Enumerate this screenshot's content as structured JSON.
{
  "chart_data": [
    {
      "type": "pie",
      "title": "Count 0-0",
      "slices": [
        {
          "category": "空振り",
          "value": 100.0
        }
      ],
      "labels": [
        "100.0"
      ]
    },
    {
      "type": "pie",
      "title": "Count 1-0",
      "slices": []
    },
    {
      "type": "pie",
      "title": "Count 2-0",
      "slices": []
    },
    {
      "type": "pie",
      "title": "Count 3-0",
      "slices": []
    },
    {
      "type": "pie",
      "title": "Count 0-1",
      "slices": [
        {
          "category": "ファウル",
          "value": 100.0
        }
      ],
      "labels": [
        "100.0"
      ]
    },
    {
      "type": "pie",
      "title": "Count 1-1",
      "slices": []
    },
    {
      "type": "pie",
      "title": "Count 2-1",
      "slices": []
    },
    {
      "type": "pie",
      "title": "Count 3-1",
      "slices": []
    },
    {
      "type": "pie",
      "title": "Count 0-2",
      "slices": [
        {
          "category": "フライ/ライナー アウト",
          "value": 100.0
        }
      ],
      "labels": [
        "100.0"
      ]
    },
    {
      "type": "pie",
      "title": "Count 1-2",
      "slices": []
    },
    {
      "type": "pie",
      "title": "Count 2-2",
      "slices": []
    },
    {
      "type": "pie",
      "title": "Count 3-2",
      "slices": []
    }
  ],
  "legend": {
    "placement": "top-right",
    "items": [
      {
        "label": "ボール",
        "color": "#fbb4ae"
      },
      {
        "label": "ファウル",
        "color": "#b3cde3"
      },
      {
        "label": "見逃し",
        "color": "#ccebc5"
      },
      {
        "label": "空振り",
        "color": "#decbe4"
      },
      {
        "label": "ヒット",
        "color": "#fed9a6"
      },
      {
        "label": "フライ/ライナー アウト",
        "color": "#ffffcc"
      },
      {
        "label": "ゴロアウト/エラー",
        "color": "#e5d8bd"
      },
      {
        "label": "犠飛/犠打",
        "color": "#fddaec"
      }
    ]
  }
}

——

• TASK TO COMPLETE: Determine how many lines of the data contain "Count" and give nothing but that number.

• OUTPUT OF THE EXERCISE: 12